------ Data for processing
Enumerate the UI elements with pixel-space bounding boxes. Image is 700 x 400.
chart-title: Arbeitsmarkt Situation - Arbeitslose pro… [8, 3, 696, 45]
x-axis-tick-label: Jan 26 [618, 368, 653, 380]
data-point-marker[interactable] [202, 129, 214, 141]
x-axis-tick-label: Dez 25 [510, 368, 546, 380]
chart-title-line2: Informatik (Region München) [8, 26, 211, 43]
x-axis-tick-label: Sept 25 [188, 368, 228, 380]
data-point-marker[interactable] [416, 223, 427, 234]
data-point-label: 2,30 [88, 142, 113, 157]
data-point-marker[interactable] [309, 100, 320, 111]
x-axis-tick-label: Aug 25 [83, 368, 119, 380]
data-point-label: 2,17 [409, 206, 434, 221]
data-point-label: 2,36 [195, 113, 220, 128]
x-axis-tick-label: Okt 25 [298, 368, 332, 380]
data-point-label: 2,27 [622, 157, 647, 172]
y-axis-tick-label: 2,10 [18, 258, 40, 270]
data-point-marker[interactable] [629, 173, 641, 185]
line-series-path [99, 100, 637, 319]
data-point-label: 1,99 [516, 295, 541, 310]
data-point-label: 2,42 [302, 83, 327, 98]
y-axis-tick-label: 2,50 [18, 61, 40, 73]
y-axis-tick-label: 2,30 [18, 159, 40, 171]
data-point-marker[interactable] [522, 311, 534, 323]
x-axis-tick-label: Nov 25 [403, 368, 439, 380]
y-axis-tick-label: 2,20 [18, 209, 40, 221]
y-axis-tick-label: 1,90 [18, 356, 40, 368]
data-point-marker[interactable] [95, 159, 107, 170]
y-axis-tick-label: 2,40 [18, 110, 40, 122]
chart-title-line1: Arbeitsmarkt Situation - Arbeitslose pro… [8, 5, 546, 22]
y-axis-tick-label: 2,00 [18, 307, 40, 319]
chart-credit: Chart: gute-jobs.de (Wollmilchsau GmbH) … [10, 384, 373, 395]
------------
■ Work required
Output each line of the item above as a numbered list, leaving out blank lines.

■ Written answer
1. Enumerate the UI elements with pixel-space bounding boxes. Image is 700 x 400.
2. chart-title: Arbeitsmarkt Situation - Arbeitslose pro… [8, 3, 696, 45]
3. x-axis-tick-label: Jan 26 [618, 368, 653, 380]
4. data-point-marker[interactable] [202, 129, 214, 141]
5. x-axis-tick-label: Dez 25 [510, 368, 546, 380]
6. chart-title-line2: Informatik (Region München) [8, 26, 211, 43]
7. x-axis-tick-label: Sept 25 [188, 368, 228, 380]
8. data-point-marker[interactable] [416, 223, 427, 234]
9. data-point-label: 2,30 [88, 142, 113, 157]
10. data-point-marker[interactable] [309, 100, 320, 111]
11. x-axis-tick-label: Aug 25 [83, 368, 119, 380]
12. data-point-label: 2,17 [409, 206, 434, 221]
13. data-point-label: 2,36 [195, 113, 220, 128]
14. x-axis-tick-label: Okt 25 [298, 368, 332, 380]
15. data-point-label: 2,27 [622, 157, 647, 172]
16. y-axis-tick-label: 2,10 [18, 258, 40, 270]
17. data-point-marker[interactable] [629, 173, 641, 185]
18. line-series-path [99, 100, 637, 319]
19. data-point-label: 1,99 [516, 295, 541, 310]
20. data-point-label: 2,42 [302, 83, 327, 98]
21. y-axis-tick-label: 2,50 [18, 61, 40, 73]
22. y-axis-tick-label: 2,30 [18, 159, 40, 171]
23. data-point-marker[interactable] [522, 311, 534, 323]
24. x-axis-tick-label: Nov 25 [403, 368, 439, 380]
25. y-axis-tick-label: 2,20 [18, 209, 40, 221]
26. y-axis-tick-label: 1,90 [18, 356, 40, 368]
27. data-point-marker[interactable] [95, 159, 107, 170]
28. y-axis-tick-label: 2,40 [18, 110, 40, 122]
29. chart-title-line1: Arbeitsmarkt Situation - Arbeitslose pro… [8, 5, 546, 22]
30. y-axis-tick-label: 2,00 [18, 307, 40, 319]
31. chart-credit: Chart: gute-jobs.de (Wollmilchsau GmbH) … [10, 384, 373, 395]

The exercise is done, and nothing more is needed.